(Stored items from a collection)
# # # #

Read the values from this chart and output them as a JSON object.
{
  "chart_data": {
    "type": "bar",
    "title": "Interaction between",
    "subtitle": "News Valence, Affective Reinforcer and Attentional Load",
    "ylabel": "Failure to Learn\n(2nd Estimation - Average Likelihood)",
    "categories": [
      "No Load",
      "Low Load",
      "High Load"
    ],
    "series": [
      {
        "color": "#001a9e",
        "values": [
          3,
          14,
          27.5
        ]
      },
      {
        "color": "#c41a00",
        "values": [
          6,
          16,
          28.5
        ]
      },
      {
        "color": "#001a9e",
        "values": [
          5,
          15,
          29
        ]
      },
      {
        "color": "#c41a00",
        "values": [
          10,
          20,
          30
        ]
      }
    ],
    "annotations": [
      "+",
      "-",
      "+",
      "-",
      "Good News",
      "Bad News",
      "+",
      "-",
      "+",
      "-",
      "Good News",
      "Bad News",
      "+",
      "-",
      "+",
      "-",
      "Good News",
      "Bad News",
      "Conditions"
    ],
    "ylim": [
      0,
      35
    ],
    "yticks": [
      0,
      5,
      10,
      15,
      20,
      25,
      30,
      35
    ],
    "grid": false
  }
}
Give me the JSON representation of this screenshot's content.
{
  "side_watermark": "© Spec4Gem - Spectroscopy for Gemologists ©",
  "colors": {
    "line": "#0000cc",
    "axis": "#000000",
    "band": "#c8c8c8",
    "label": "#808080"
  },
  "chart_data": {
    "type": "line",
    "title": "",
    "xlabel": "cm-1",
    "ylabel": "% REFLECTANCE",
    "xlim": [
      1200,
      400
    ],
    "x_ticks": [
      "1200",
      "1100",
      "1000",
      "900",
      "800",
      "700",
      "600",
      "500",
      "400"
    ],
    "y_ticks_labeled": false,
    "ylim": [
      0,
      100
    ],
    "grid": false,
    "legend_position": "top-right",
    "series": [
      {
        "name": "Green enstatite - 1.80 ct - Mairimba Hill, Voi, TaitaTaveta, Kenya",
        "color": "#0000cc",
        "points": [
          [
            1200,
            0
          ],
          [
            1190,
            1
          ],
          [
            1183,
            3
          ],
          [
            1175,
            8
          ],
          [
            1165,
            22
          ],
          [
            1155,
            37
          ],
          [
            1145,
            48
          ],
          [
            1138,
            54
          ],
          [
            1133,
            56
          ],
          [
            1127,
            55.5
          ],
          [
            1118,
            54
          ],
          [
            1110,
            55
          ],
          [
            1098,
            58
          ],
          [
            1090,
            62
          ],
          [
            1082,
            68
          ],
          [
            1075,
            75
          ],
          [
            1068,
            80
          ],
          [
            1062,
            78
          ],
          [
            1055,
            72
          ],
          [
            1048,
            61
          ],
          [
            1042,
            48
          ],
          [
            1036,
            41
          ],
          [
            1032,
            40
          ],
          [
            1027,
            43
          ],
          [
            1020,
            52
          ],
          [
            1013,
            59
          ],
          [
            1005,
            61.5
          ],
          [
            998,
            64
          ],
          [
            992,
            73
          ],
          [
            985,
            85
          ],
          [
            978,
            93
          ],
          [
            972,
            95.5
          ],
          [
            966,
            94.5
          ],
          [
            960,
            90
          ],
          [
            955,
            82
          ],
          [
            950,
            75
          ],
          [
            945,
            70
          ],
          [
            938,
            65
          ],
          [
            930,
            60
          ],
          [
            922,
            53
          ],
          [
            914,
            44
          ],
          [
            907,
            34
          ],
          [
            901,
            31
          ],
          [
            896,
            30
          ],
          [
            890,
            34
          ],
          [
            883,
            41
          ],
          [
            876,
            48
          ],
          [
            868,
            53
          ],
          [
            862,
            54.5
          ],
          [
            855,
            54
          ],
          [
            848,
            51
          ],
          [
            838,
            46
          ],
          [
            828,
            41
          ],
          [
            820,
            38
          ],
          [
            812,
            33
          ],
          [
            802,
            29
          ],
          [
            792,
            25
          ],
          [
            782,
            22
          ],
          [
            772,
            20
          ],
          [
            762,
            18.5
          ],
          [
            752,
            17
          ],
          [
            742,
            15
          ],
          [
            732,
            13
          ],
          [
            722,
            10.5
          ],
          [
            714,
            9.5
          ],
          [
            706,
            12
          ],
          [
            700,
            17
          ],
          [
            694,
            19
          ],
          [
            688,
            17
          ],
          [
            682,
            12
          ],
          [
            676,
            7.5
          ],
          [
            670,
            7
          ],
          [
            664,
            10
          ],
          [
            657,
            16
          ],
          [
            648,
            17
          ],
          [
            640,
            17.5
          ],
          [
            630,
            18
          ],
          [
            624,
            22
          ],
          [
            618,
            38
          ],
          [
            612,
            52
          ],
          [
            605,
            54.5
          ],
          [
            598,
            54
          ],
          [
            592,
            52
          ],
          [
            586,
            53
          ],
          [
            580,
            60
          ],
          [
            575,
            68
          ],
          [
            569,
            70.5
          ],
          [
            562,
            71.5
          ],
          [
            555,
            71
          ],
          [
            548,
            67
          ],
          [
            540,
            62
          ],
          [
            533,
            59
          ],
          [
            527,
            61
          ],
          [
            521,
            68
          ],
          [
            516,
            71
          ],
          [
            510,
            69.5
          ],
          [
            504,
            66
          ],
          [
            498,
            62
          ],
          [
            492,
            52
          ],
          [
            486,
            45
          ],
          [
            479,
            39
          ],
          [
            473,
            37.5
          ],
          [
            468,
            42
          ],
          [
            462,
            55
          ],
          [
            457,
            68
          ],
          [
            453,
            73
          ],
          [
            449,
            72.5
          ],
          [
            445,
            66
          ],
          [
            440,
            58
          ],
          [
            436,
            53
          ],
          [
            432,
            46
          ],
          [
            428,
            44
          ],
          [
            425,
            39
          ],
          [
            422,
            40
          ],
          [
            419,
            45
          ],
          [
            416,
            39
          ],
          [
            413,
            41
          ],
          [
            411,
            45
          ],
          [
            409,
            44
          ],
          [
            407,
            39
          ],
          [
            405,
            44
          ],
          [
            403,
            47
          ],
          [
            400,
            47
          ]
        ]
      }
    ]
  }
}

# # # #

GOAL OF THE EXERCISE - The entries above should be repeated exactly, every one of them.

THE RESULT -
Read the values from this chart and output them as a JSON object.
{
  "chart_data": {
    "type": "bar",
    "title": "Interaction between",
    "subtitle": "News Valence, Affective Reinforcer and Attentional Load",
    "ylabel": "Failure to Learn\n(2nd Estimation - Average Likelihood)",
    "categories": [
      "No Load",
      "Low Load",
      "High Load"
    ],
    "series": [
      {
        "color": "#001a9e",
        "values": [
          3,
          14,
          27.5
        ]
      },
      {
        "color": "#c41a00",
        "values": [
          6,
          16,
          28.5
        ]
      },
      {
        "color": "#001a9e",
        "values": [
          5,
          15,
          29
        ]
      },
      {
        "color": "#c41a00",
        "values": [
          10,
          20,
          30
        ]
      }
    ],
    "annotations": [
      "+",
      "-",
      "+",
      "-",
      "Good News",
      "Bad News",
      "+",
      "-",
      "+",
      "-",
      "Good News",
      "Bad News",
      "+",
      "-",
      "+",
      "-",
      "Good News",
      "Bad News",
      "Conditions"
    ],
    "ylim": [
      0,
      35
    ],
    "yticks": [
      0,
      5,
      10,
      15,
      20,
      25,
      30,
      35
    ],
    "grid": false
  }
}
Give me the JSON representation of this screenshot's content.
{
  "side_watermark": "© Spec4Gem - Spectroscopy for Gemologists ©",
  "colors": {
    "line": "#0000cc",
    "axis": "#000000",
    "band": "#c8c8c8",
    "label": "#808080"
  },
  "chart_data": {
    "type": "line",
    "title": "",
    "xlabel": "cm-1",
    "ylabel": "% REFLECTANCE",
    "xlim": [
      1200,
      400
    ],
    "x_ticks": [
      "1200",
      "1100",
      "1000",
      "900",
      "800",
      "700",
      "600",
      "500",
      "400"
    ],
    "y_ticks_labeled": false,
    "ylim": [
      0,
      100
    ],
    "grid": false,
    "legend_position": "top-right",
    "series": [
      {
        "name": "Green enstatite - 1.80 ct - Mairimba Hill, Voi, TaitaTaveta, Kenya",
        "color": "#0000cc",
        "points": [
          [
            1200,
            0
          ],
          [
            1190,
            1
          ],
          [
            1183,
            3
          ],
          [
            1175,
            8
          ],
          [
            1165,
            22
          ],
          [
            1155,
            37
          ],
          [
            1145,
            48
          ],
          [
            1138,
            54
          ],
          [
            1133,
            56
          ],
          [
            1127,
            55.5
          ],
          [
            1118,
            54
          ],
          [
            1110,
            55
          ],
          [
            1098,
            58
          ],
          [
            1090,
            62
          ],
          [
            1082,
            68
          ],
          [
            1075,
            75
          ],
          [
            1068,
            80
          ],
          [
            1062,
            78
          ],
          [
            1055,
            72
          ],
          [
            1048,
            61
          ],
          [
            1042,
            48
          ],
          [
            1036,
            41
          ],
          [
            1032,
            40
          ],
          [
            1027,
            43
          ],
          [
            1020,
            52
          ],
          [
            1013,
            59
          ],
          [
            1005,
            61.5
          ],
          [
            998,
            64
          ],
          [
            992,
            73
          ],
          [
            985,
            85
          ],
          [
            978,
            93
          ],
          [
            972,
            95.5
          ],
          [
            966,
            94.5
          ],
          [
            960,
            90
          ],
          [
            955,
            82
          ],
          [
            950,
            75
          ],
          [
            945,
            70
          ],
          [
            938,
            65
          ],
          [
            930,
            60
          ],
          [
            922,
            53
          ],
          [
            914,
            44
          ],
          [
            907,
            34
          ],
          [
            901,
            31
          ],
          [
            896,
            30
          ],
          [
            890,
            34
          ],
          [
            883,
            41
          ],
          [
            876,
            48
          ],
          [
            868,
            53
          ],
          [
            862,
            54.5
          ],
          [
            855,
            54
          ],
          [
            848,
            51
          ],
          [
            838,
            46
          ],
          [
            828,
            41
          ],
          [
            820,
            38
          ],
          [
            812,
            33
          ],
          [
            802,
            29
          ],
          [
            792,
            25
          ],
          [
            782,
            22
          ],
          [
            772,
            20
          ],
          [
            762,
            18.5
          ],
          [
            752,
            17
          ],
          [
            742,
            15
          ],
          [
            732,
            13
          ],
          [
            722,
            10.5
          ],
          [
            714,
            9.5
          ],
          [
            706,
            12
          ],
          [
            700,
            17
          ],
          [
            694,
            19
          ],
          [
            688,
            17
          ],
          [
            682,
            12
          ],
          [
            676,
            7.5
          ],
          [
            670,
            7
          ],
          [
            664,
            10
          ],
          [
            657,
            16
          ],
          [
            648,
            17
          ],
          [
            640,
            17.5
          ],
          [
            630,
            18
          ],
          [
            624,
            22
          ],
          [
            618,
            38
          ],
          [
            612,
            52
          ],
          [
            605,
            54.5
          ],
          [
            598,
            54
          ],
          [
            592,
            52
          ],
          [
            586,
            53
          ],
          [
            580,
            60
          ],
          [
            575,
            68
          ],
          [
            569,
            70.5
          ],
          [
            562,
            71.5
          ],
          [
            555,
            71
          ],
          [
            548,
            67
          ],
          [
            540,
            62
          ],
          [
            533,
            59
          ],
          [
            527,
            61
          ],
          [
            521,
            68
          ],
          [
            516,
            71
          ],
          [
            510,
            69.5
          ],
          [
            504,
            66
          ],
          [
            498,
            62
          ],
          [
            492,
            52
          ],
          [
            486,
            45
          ],
          [
            479,
            39
          ],
          [
            473,
            37.5
          ],
          [
            468,
            42
          ],
          [
            462,
            55
          ],
          [
            457,
            68
          ],
          [
            453,
            73
          ],
          [
            449,
            72.5
          ],
          [
            445,
            66
          ],
          [
            440,
            58
          ],
          [
            436,
            53
          ],
          [
            432,
            46
          ],
          [
            428,
            44
          ],
          [
            425,
            39
          ],
          [
            422,
            40
          ],
          [
            419,
            45
          ],
          [
            416,
            39
          ],
          [
            413,
            41
          ],
          [
            411,
            45
          ],
          [
            409,
            44
          ],
          [
            407,
            39
          ],
          [
            405,
            44
          ],
          [
            403,
            47
          ],
          [
            400,
            47
          ]
        ]
      }
    ]
  }
}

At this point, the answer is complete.